(Stored data)

—————

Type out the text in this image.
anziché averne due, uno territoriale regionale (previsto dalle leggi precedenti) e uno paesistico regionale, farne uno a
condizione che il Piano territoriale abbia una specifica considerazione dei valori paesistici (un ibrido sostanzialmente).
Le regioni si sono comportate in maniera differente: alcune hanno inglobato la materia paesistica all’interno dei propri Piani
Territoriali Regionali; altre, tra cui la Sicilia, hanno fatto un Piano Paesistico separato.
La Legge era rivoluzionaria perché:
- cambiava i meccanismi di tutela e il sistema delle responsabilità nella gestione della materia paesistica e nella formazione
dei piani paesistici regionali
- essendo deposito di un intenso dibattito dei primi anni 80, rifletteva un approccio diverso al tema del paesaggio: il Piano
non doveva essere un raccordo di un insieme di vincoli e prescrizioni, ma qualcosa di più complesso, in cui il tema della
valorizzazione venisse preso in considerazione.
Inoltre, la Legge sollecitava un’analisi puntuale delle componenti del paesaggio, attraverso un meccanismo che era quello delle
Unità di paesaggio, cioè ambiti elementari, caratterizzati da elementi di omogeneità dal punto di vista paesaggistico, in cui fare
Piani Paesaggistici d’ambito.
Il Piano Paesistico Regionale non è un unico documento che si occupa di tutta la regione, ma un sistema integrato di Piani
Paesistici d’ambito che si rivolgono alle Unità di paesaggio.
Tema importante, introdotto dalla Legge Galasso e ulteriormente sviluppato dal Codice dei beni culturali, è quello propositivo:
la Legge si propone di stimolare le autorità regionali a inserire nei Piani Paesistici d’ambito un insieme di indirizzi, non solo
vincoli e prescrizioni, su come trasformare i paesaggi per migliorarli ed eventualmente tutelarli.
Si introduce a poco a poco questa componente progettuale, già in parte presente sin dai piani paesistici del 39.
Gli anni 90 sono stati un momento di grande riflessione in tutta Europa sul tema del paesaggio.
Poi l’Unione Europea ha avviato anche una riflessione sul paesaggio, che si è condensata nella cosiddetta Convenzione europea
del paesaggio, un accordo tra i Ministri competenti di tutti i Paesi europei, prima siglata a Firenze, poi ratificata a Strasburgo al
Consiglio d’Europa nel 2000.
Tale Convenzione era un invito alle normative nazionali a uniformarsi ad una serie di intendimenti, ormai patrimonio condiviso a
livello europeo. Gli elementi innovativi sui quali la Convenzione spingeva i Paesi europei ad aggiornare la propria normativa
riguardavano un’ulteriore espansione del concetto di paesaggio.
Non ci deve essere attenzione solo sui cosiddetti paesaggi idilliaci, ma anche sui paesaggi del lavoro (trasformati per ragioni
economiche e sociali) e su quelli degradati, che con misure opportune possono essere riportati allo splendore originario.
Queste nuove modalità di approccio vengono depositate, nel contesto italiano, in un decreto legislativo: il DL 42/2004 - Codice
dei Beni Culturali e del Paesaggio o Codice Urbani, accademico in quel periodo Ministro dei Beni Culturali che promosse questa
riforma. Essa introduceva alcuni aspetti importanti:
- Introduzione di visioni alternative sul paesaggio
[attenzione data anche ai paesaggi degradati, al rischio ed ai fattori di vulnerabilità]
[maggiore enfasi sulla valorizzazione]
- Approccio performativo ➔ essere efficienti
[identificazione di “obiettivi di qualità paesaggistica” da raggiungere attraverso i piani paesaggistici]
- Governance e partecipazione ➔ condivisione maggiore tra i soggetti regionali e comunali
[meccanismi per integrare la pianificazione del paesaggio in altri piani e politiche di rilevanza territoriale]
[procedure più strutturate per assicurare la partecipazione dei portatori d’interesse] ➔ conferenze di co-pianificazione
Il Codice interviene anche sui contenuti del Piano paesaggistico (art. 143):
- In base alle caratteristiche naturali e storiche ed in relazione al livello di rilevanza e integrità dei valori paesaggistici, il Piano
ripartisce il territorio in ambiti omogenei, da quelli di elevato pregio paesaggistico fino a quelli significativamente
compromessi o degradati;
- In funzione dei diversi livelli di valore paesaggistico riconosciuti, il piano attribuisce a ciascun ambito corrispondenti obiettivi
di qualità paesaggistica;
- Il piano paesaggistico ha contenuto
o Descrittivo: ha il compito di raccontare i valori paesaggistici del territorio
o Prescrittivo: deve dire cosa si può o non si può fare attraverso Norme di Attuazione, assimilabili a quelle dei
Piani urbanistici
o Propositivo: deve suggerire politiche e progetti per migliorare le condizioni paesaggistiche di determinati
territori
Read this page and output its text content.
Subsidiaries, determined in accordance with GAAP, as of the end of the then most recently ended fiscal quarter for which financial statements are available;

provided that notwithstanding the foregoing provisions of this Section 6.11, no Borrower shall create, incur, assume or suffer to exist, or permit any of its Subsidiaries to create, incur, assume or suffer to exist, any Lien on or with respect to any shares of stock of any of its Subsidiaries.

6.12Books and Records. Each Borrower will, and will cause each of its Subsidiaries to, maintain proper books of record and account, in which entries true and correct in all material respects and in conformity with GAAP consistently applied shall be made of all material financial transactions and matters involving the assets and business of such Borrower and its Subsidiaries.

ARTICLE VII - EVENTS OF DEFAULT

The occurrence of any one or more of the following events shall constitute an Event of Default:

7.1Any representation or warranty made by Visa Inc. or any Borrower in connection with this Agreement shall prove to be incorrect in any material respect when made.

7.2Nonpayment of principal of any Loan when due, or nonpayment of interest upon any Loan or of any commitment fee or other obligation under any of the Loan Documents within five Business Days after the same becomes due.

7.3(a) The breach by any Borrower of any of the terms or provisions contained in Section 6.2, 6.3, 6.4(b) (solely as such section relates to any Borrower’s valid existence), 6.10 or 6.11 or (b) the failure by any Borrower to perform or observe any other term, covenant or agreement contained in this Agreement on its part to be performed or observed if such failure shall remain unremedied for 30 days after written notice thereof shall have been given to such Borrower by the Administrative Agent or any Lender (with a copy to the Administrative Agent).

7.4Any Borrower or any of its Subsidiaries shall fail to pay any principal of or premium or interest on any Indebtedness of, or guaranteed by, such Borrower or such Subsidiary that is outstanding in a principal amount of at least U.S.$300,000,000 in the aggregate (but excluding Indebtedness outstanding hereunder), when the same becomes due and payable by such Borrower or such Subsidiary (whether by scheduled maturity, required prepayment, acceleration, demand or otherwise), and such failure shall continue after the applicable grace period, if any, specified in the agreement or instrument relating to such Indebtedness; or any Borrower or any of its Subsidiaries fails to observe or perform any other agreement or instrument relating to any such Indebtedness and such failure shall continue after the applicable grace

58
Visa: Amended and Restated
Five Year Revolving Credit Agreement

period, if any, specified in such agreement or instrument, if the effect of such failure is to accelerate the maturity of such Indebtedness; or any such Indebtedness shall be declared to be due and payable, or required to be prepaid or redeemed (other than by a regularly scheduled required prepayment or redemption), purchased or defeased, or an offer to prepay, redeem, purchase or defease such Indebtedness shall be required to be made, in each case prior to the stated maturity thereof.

—————

Directions:
Would you give the material above again, complete and exact?

Expected answer:
Type out the text in this image.
anziché averne due, uno territoriale regionale (previsto dalle leggi precedenti) e uno paesistico regionale, farne uno a
condizione che il Piano territoriale abbia una specifica considerazione dei valori paesistici (un ibrido sostanzialmente).
Le regioni si sono comportate in maniera differente: alcune hanno inglobato la materia paesistica all’interno dei propri Piani
Territoriali Regionali; altre, tra cui la Sicilia, hanno fatto un Piano Paesistico separato.
La Legge era rivoluzionaria perché:
- cambiava i meccanismi di tutela e il sistema delle responsabilità nella gestione della materia paesistica e nella formazione
dei piani paesistici regionali
- essendo deposito di un intenso dibattito dei primi anni 80, rifletteva un approccio diverso al tema del paesaggio: il Piano
non doveva essere un raccordo di un insieme di vincoli e prescrizioni, ma qualcosa di più complesso, in cui il tema della
valorizzazione venisse preso in considerazione.
Inoltre, la Legge sollecitava un’analisi puntuale delle componenti del paesaggio, attraverso un meccanismo che era quello delle
Unità di paesaggio, cioè ambiti elementari, caratterizzati da elementi di omogeneità dal punto di vista paesaggistico, in cui fare
Piani Paesaggistici d’ambito.
Il Piano Paesistico Regionale non è un unico documento che si occupa di tutta la regione, ma un sistema integrato di Piani
Paesistici d’ambito che si rivolgono alle Unità di paesaggio.
Tema importante, introdotto dalla Legge Galasso e ulteriormente sviluppato dal Codice dei beni culturali, è quello propositivo:
la Legge si propone di stimolare le autorità regionali a inserire nei Piani Paesistici d’ambito un insieme di indirizzi, non solo
vincoli e prescrizioni, su come trasformare i paesaggi per migliorarli ed eventualmente tutelarli.
Si introduce a poco a poco questa componente progettuale, già in parte presente sin dai piani paesistici del 39.
Gli anni 90 sono stati un momento di grande riflessione in tutta Europa sul tema del paesaggio.
Poi l’Unione Europea ha avviato anche una riflessione sul paesaggio, che si è condensata nella cosiddetta Convenzione europea
del paesaggio, un accordo tra i Ministri competenti di tutti i Paesi europei, prima siglata a Firenze, poi ratificata a Strasburgo al
Consiglio d’Europa nel 2000.
Tale Convenzione era un invito alle normative nazionali a uniformarsi ad una serie di intendimenti, ormai patrimonio condiviso a
livello europeo. Gli elementi innovativi sui quali la Convenzione spingeva i Paesi europei ad aggiornare la propria normativa
riguardavano un’ulteriore espansione del concetto di paesaggio.
Non ci deve essere attenzione solo sui cosiddetti paesaggi idilliaci, ma anche sui paesaggi del lavoro (trasformati per ragioni
economiche e sociali) e su quelli degradati, che con misure opportune possono essere riportati allo splendore originario.
Queste nuove modalità di approccio vengono depositate, nel contesto italiano, in un decreto legislativo: il DL 42/2004 - Codice
dei Beni Culturali e del Paesaggio o Codice Urbani, accademico in quel periodo Ministro dei Beni Culturali che promosse questa
riforma. Essa introduceva alcuni aspetti importanti:
- Introduzione di visioni alternative sul paesaggio
[attenzione data anche ai paesaggi degradati, al rischio ed ai fattori di vulnerabilità]
[maggiore enfasi sulla valorizzazione]
- Approccio performativo ➔ essere efficienti
[identificazione di “obiettivi di qualità paesaggistica” da raggiungere attraverso i piani paesaggistici]
- Governance e partecipazione ➔ condivisione maggiore tra i soggetti regionali e comunali
[meccanismi per integrare la pianificazione del paesaggio in altri piani e politiche di rilevanza territoriale]
[procedure più strutturate per assicurare la partecipazione dei portatori d’interesse] ➔ conferenze di co-pianificazione
Il Codice interviene anche sui contenuti del Piano paesaggistico (art. 143):
- In base alle caratteristiche naturali e storiche ed in relazione al livello di rilevanza e integrità dei valori paesaggistici, il Piano
ripartisce il territorio in ambiti omogenei, da quelli di elevato pregio paesaggistico fino a quelli significativamente
compromessi o degradati;
- In funzione dei diversi livelli di valore paesaggistico riconosciuti, il piano attribuisce a ciascun ambito corrispondenti obiettivi
di qualità paesaggistica;
- Il piano paesaggistico ha contenuto
o Descrittivo: ha il compito di raccontare i valori paesaggistici del territorio
o Prescrittivo: deve dire cosa si può o non si può fare attraverso Norme di Attuazione, assimilabili a quelle dei
Piani urbanistici
o Propositivo: deve suggerire politiche e progetti per migliorare le condizioni paesaggistiche di determinati
territori
Read this page and output its text content.
Subsidiaries, determined in accordance with GAAP, as of the end of the then most recently ended fiscal quarter for which financial statements are available;

provided that notwithstanding the foregoing provisions of this Section 6.11, no Borrower shall create, incur, assume or suffer to exist, or permit any of its Subsidiaries to create, incur, assume or suffer to exist, any Lien on or with respect to any shares of stock of any of its Subsidiaries.

6.12Books and Records. Each Borrower will, and will cause each of its Subsidiaries to, maintain proper books of record and account, in which entries true and correct in all material respects and in conformity with GAAP consistently applied shall be made of all material financial transactions and matters involving the assets and business of such Borrower and its Subsidiaries.

ARTICLE VII - EVENTS OF DEFAULT

The occurrence of any one or more of the following events shall constitute an Event of Default:

7.1Any representation or warranty made by Visa Inc. or any Borrower in connection with this Agreement shall prove to be incorrect in any material respect when made.

7.2Nonpayment of principal of any Loan when due, or nonpayment of interest upon any Loan or of any commitment fee or other obligation under any of the Loan Documents within five Business Days after the same becomes due.

7.3(a) The breach by any Borrower of any of the terms or provisions contained in Section 6.2, 6.3, 6.4(b) (solely as such section relates to any Borrower’s valid existence), 6.10 or 6.11 or (b) the failure by any Borrower to perform or observe any other term, covenant or agreement contained in this Agreement on its part to be performed or observed if such failure shall remain unremedied for 30 days after written notice thereof shall have been given to such Borrower by the Administrative Agent or any Lender (with a copy to the Administrative Agent).

7.4Any Borrower or any of its Subsidiaries shall fail to pay any principal of or premium or interest on any Indebtedness of, or guaranteed by, such Borrower or such Subsidiary that is outstanding in a principal amount of at least U.S.$300,000,000 in the aggregate (but excluding Indebtedness outstanding hereunder), when the same becomes due and payable by such Borrower or such Subsidiary (whether by scheduled maturity, required prepayment, acceleration, demand or otherwise), and such failure shall continue after the applicable grace period, if any, specified in the agreement or instrument relating to such Indebtedness; or any Borrower or any of its Subsidiaries fails to observe or perform any other agreement or instrument relating to any such Indebtedness and such failure shall continue after the applicable grace

58
Visa: Amended and Restated
Five Year Revolving Credit Agreement

period, if any, specified in such agreement or instrument, if the effect of such failure is to accelerate the maturity of such Indebtedness; or any such Indebtedness shall be declared to be due and payable, or required to be prepaid or redeemed (other than by a regularly scheduled required prepayment or redemption), purchased or defeased, or an offer to prepay, redeem, purchase or defease such Indebtedness shall be required to be made, in each case prior to the stated maturity thereof.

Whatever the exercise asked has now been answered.